→ EXERCISE TASK
Without the pictures, copy all the entries below exactly.

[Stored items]
----------------
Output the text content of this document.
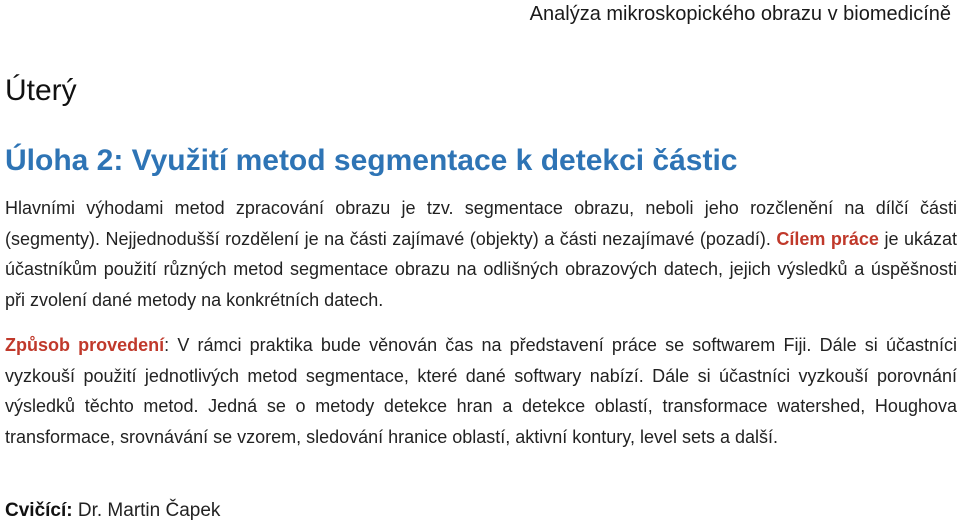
Analýza mikroskopického obrazu v biomedicíně
Úterý
Úloha 2: Využití metod segmentace k detekci částic

Hlavními výhodami metod zpracování obrazu je tzv. segmentace obrazu, neboli jeho rozčlenění na dílčí části (segmenty). Nejjednodušší rozdělení je na části zajímavé (objekty) a části nezajímavé (pozadí). Cílem práce je ukázat účastníkům použití různých metod segmentace obrazu na odlišných obrazových datech, jejich výsledků a úspěšnosti při zvolení dané metody na konkrétních datech.

Způsob provedení: V rámci praktika bude věnován čas na představení práce se softwarem Fiji. Dále si účastníci vyzkouší použití jednotlivých metod segmentace, které dané softwary nabízí. Dále si účastníci vyzkouší porovnání výsledků těchto metod. Jedná se o metody detekce hran a detekce oblastí, transformace watershed, Houghova transformace, srovnávání se vzorem, sledování hranice oblastí, aktivní kontury, level sets a další.

Cvičící: Dr. Martin Čapek
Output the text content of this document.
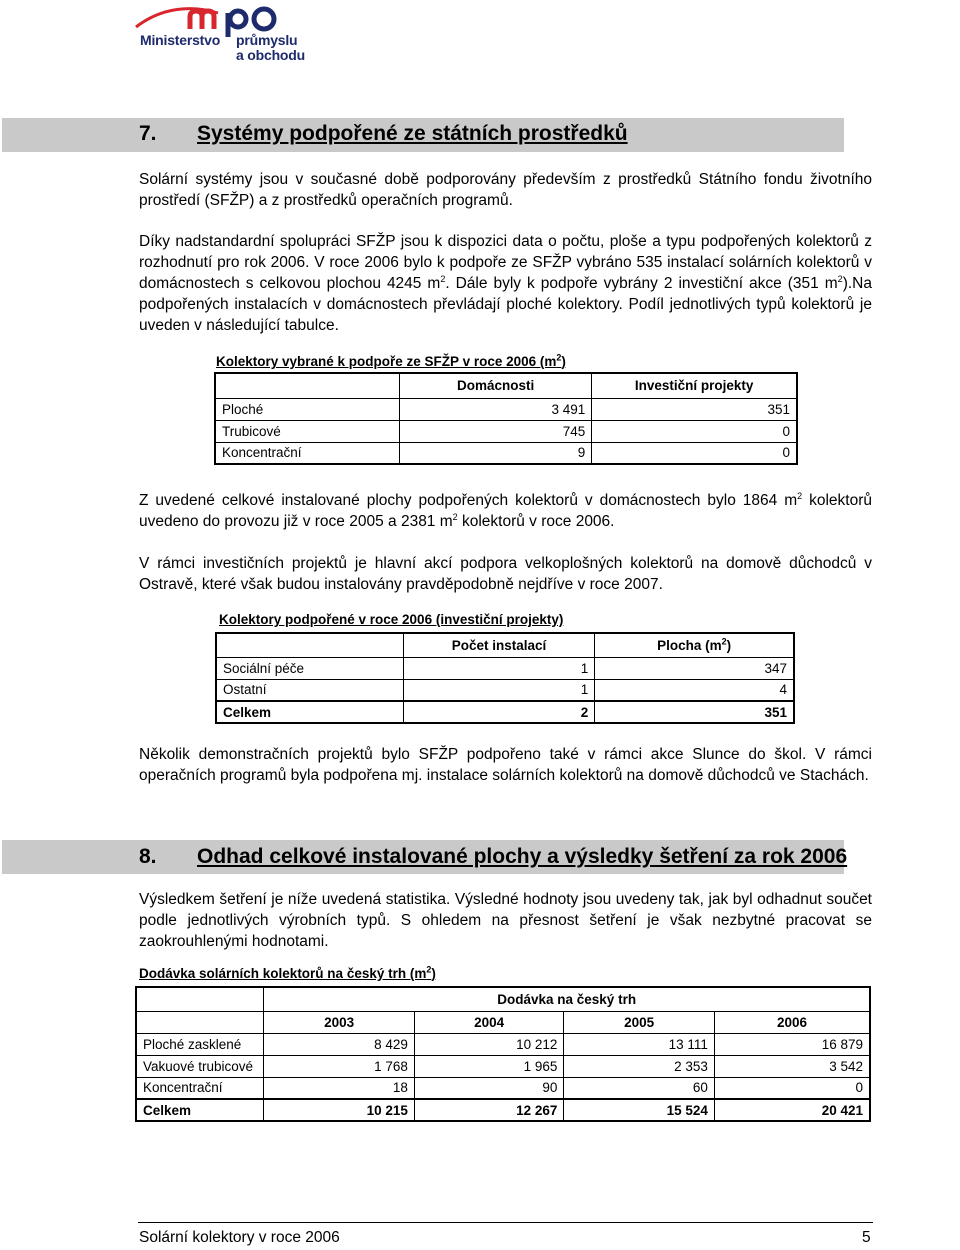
Ministerstvo průmyslu
a obchodu
7. Systémy podpořené ze státních prostředků

Solární systémy jsou v současné době podporovány především z prostředků Státního fondu životního prostředí (SFŽP) a z prostředků operačních programů.

Díky nadstandardní spolupráci SFŽP jsou k dispozici data o počtu, ploše a typu podpořených kolektorů z rozhodnutí pro rok 2006. V roce 2006 bylo k podpoře ze SFŽP vybráno 535 instalací solárních kolektorů v domácnostech s celkovou plochou 4245 $m^2$. Dále byly k podpoře vybrány 2 investiční akce (351 $m^2).Na$ podpořených instalacích v domácnostech převládají ploché kolektory. Podíl jednotlivých typů kolektorů je uveden v následující tabulce.

Kolektory vybrané k podpoře ze SFŽP v roce 2006 $(m^2)$
	Domácnosti	Investiční projekty
Ploché	3 491	351
Trubicové	745	0
Koncentrační	9	0

Z uvedené celkové instalované plochy podpořených kolektorů v domácnostech bylo 1864 $m^2$ kolektorů uvedeno do provozu již v roce 2005 a 2381 $m^2$ kolektorů v roce 2006.

V rámci investičních projektů je hlavní akcí podpora velkoplošných kolektorů na domově důchodců v Ostravě, které však budou instalovány pravděpodobně nejdříve v roce 2007.

Kolektory podpořené v roce 2006 (investiční projekty)
	Počet instalací	Plocha $(m^2)$
Sociální péče	1	347
Ostatní	1	4
Celkem	2	351

Několik demonstračních projektů bylo SFŽP podpořeno také v rámci akce Slunce do škol. V rámci operačních programů byla podpořena mj. instalace solárních kolektorů na domově důchodců ve Stachách.

8. Odhad celkové instalované plochy a výsledky šetření za rok 2006

Výsledkem šetření je níže uvedená statistika. Výsledné hodnoty jsou uvedeny tak, jak byl odhadnut součet podle jednotlivých výrobních typů. S ohledem na přesnost šetření je však nezbytné pracovat se zaokrouhlenými hodnotami.

Dodávka solárních kolektorů na český trh $(m^2)$
	Dodávka na český trh			
	2003	2004	2005	2006
Ploché zasklené	8 429	10 212	13 111	16 879
Vakuové trubicové	1 768	1 965	2 353	3 542
Koncentrační	18	90	60	0
Celkem	10 215	12 267	15 524	20 421
Solární kolektory v roce 2006	5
----------------
→ EXERCISE RESULT
Output the text content of this document.
Analýza mikroskopického obrazu v biomedicíně
Úterý
Úloha 2: Využití metod segmentace k detekci částic

Hlavními výhodami metod zpracování obrazu je tzv. segmentace obrazu, neboli jeho rozčlenění na dílčí části (segmenty). Nejjednodušší rozdělení je na části zajímavé (objekty) a části nezajímavé (pozadí). Cílem práce je ukázat účastníkům použití různých metod segmentace obrazu na odlišných obrazových datech, jejich výsledků a úspěšnosti při zvolení dané metody na konkrétních datech.

Způsob provedení: V rámci praktika bude věnován čas na představení práce se softwarem Fiji. Dále si účastníci vyzkouší použití jednotlivých metod segmentace, které dané softwary nabízí. Dále si účastníci vyzkouší porovnání výsledků těchto metod. Jedná se o metody detekce hran a detekce oblastí, transformace watershed, Houghova transformace, srovnávání se vzorem, sledování hranice oblastí, aktivní kontury, level sets a další.

Cvičící: Dr. Martin Čapek
Output the text content of this document.
Ministerstvo průmyslu
a obchodu
7. Systémy podpořené ze státních prostředků

Solární systémy jsou v současné době podporovány především z prostředků Státního fondu životního prostředí (SFŽP) a z prostředků operačních programů.

Díky nadstandardní spolupráci SFŽP jsou k dispozici data o počtu, ploše a typu podpořených kolektorů z rozhodnutí pro rok 2006. V roce 2006 bylo k podpoře ze SFŽP vybráno 535 instalací solárních kolektorů v domácnostech s celkovou plochou 4245 $m^2$. Dále byly k podpoře vybrány 2 investiční akce (351 $m^2).Na$ podpořených instalacích v domácnostech převládají ploché kolektory. Podíl jednotlivých typů kolektorů je uveden v následující tabulce.

Kolektory vybrané k podpoře ze SFŽP v roce 2006 $(m^2)$
	Domácnosti	Investiční projekty
Ploché	3 491	351
Trubicové	745	0
Koncentrační	9	0

Z uvedené celkové instalované plochy podpořených kolektorů v domácnostech bylo 1864 $m^2$ kolektorů uvedeno do provozu již v roce 2005 a 2381 $m^2$ kolektorů v roce 2006.

V rámci investičních projektů je hlavní akcí podpora velkoplošných kolektorů na domově důchodců v Ostravě, které však budou instalovány pravděpodobně nejdříve v roce 2007.

Kolektory podpořené v roce 2006 (investiční projekty)
	Počet instalací	Plocha $(m^2)$
Sociální péče	1	347
Ostatní	1	4
Celkem	2	351

Několik demonstračních projektů bylo SFŽP podpořeno také v rámci akce Slunce do škol. V rámci operačních programů byla podpořena mj. instalace solárních kolektorů na domově důchodců ve Stachách.

8. Odhad celkové instalované plochy a výsledky šetření za rok 2006

Výsledkem šetření je níže uvedená statistika. Výsledné hodnoty jsou uvedeny tak, jak byl odhadnut součet podle jednotlivých výrobních typů. S ohledem na přesnost šetření je však nezbytné pracovat se zaokrouhlenými hodnotami.

Dodávka solárních kolektorů na český trh $(m^2)$
	Dodávka na český trh			
	2003	2004	2005	2006
Ploché zasklené	8 429	10 212	13 111	16 879
Vakuové trubicové	1 768	1 965	2 353	3 542
Koncentrační	18	90	60	0
Celkem	10 215	12 267	15 524	20 421
Solární kolektory v roce 2006	5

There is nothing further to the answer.